[MATERIAL FOR THIS EXERCISE — start]
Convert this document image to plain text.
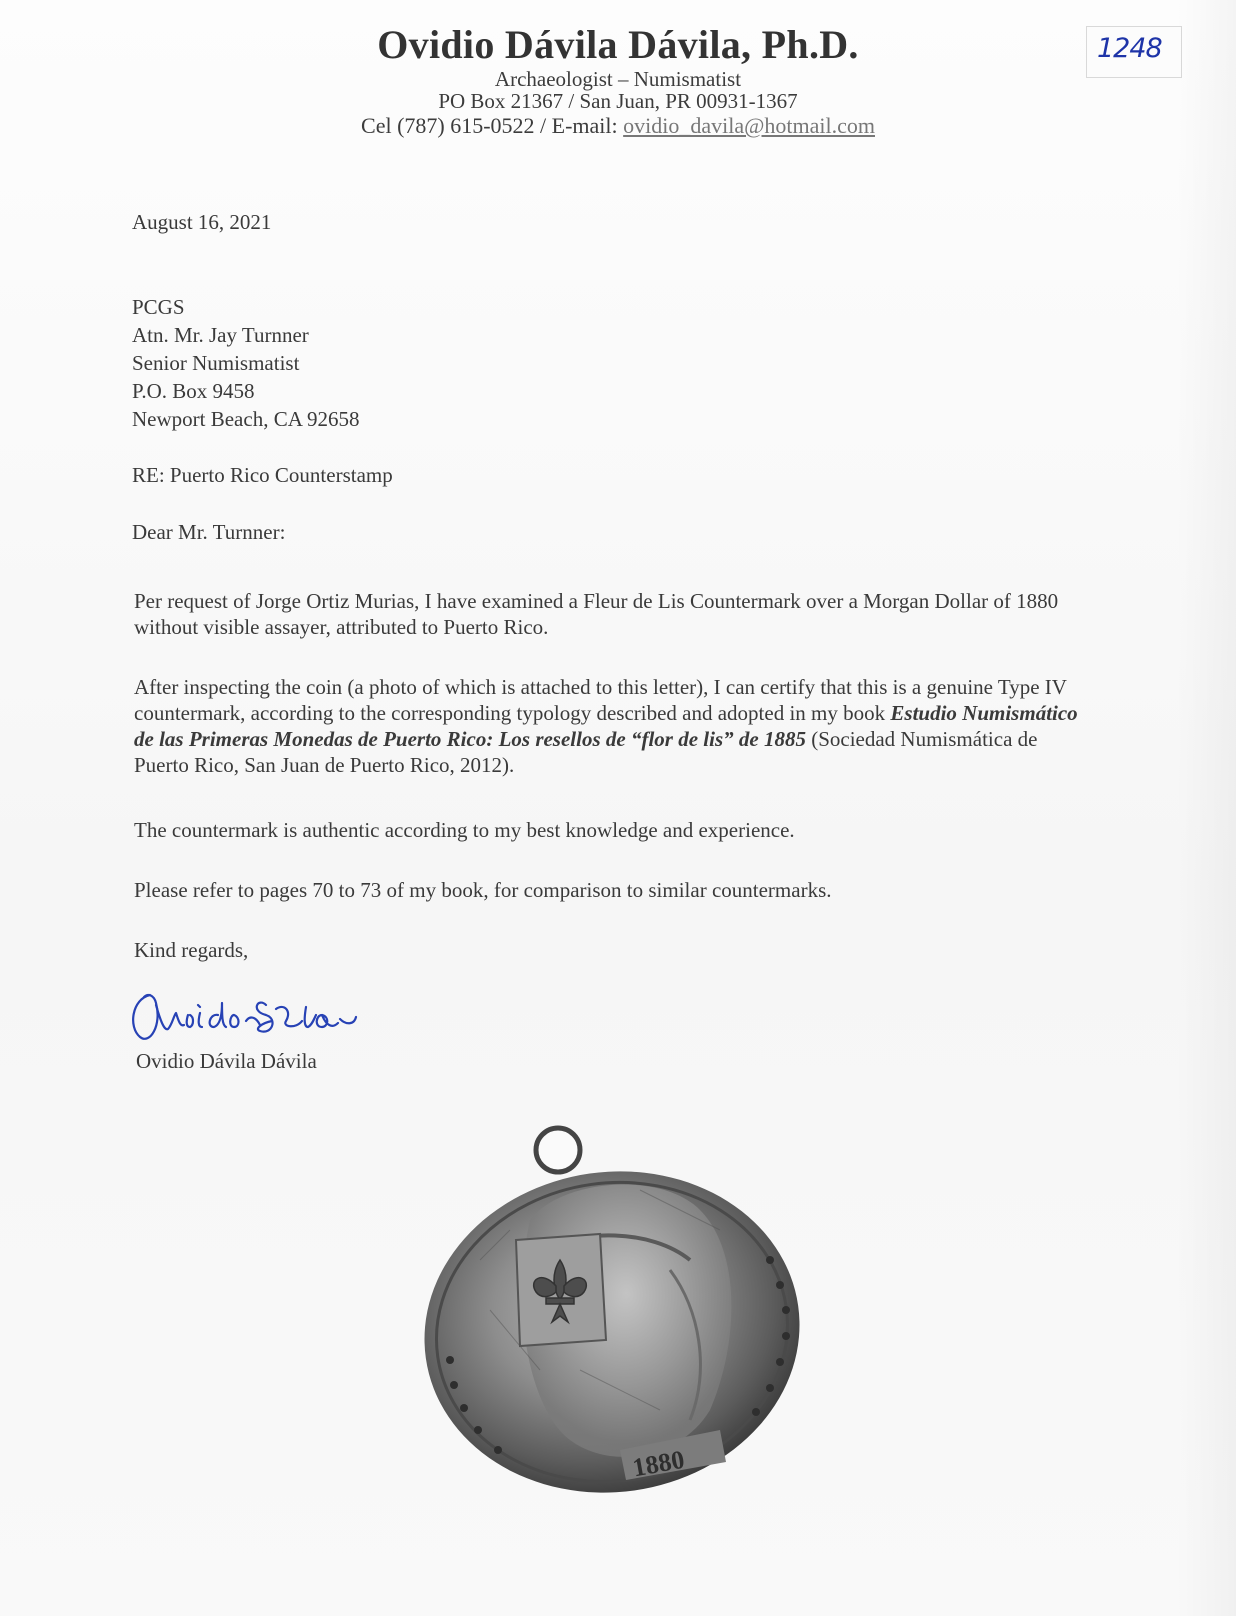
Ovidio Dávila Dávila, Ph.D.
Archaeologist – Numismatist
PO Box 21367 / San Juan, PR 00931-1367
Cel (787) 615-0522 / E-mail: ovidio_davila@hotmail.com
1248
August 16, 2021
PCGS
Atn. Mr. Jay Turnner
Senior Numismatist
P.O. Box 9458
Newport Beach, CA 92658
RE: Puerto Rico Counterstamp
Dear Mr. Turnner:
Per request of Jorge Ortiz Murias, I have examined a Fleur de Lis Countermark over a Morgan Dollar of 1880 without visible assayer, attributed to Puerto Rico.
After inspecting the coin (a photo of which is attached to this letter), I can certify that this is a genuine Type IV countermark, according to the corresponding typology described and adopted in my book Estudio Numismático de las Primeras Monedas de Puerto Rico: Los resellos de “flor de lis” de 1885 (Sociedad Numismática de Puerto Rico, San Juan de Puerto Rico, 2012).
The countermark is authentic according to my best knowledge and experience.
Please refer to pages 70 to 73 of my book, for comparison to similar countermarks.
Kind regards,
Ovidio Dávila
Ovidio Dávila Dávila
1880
[MATERIAL FOR THIS EXERCISE — finish]
__TASK ITEM__: Write every line above again exactly, but leave the pictures out.

__EXPECTED OUTPUT__:
Convert this document image to plain text.
Ovidio Dávila Dávila, Ph.D.
Archaeologist – Numismatist
PO Box 21367 / San Juan, PR 00931-1367
Cel (787) 615-0522 / E-mail: ovidio_davila@hotmail.com
1248
August 16, 2021
PCGS
Atn. Mr. Jay Turnner
Senior Numismatist
P.O. Box 9458
Newport Beach, CA 92658
RE: Puerto Rico Counterstamp
Dear Mr. Turnner:
Per request of Jorge Ortiz Murias, I have examined a Fleur de Lis Countermark over a Morgan Dollar of 1880 without visible assayer, attributed to Puerto Rico.
After inspecting the coin (a photo of which is attached to this letter), I can certify that this is a genuine Type IV countermark, according to the corresponding typology described and adopted in my book Estudio Numismático de las Primeras Monedas de Puerto Rico: Los resellos de “flor de lis” de 1885 (Sociedad Numismática de Puerto Rico, San Juan de Puerto Rico, 2012).
The countermark is authentic according to my best knowledge and experience.
Please refer to pages 70 to 73 of my book, for comparison to similar countermarks.
Kind regards,
Ovidio Dávila
Ovidio Dávila Dávila
1880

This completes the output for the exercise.